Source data
========================================================================
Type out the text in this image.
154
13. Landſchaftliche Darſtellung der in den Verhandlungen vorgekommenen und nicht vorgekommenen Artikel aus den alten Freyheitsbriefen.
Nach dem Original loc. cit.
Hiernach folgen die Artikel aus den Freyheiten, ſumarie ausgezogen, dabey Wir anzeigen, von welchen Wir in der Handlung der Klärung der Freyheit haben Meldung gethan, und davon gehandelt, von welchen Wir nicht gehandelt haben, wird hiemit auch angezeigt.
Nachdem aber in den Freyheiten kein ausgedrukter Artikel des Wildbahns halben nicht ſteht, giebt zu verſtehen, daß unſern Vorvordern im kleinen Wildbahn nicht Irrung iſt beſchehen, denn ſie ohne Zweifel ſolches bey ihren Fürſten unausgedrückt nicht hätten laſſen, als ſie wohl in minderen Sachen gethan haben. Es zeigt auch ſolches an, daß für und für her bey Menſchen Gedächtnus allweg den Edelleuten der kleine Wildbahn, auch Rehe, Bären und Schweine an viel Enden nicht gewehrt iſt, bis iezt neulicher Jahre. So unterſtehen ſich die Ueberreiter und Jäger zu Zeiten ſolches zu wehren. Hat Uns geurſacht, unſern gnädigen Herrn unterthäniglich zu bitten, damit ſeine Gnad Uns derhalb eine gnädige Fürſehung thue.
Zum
========================================================================
Exercise prompt:
Repeat every record exactly as written, please.

Written reply:
Type out the text in this image.
154
13. Landſchaftliche Darſtellung der in den Verhandlungen vorgekommenen und nicht vorgekommenen Artikel aus den alten Freyheitsbriefen.
Nach dem Original loc. cit.
Hiernach folgen die Artikel aus den Freyheiten, ſumarie ausgezogen, dabey Wir anzeigen, von welchen Wir in der Handlung der Klärung der Freyheit haben Meldung gethan, und davon gehandelt, von welchen Wir nicht gehandelt haben, wird hiemit auch angezeigt.
Nachdem aber in den Freyheiten kein ausgedrukter Artikel des Wildbahns halben nicht ſteht, giebt zu verſtehen, daß unſern Vorvordern im kleinen Wildbahn nicht Irrung iſt beſchehen, denn ſie ohne Zweifel ſolches bey ihren Fürſten unausgedrückt nicht hätten laſſen, als ſie wohl in minderen Sachen gethan haben. Es zeigt auch ſolches an, daß für und für her bey Menſchen Gedächtnus allweg den Edelleuten der kleine Wildbahn, auch Rehe, Bären und Schweine an viel Enden nicht gewehrt iſt, bis iezt neulicher Jahre. So unterſtehen ſich die Ueberreiter und Jäger zu Zeiten ſolches zu wehren. Hat Uns geurſacht, unſern gnädigen Herrn unterthäniglich zu bitten, damit ſeine Gnad Uns derhalb eine gnädige Fürſehung thue.
Zum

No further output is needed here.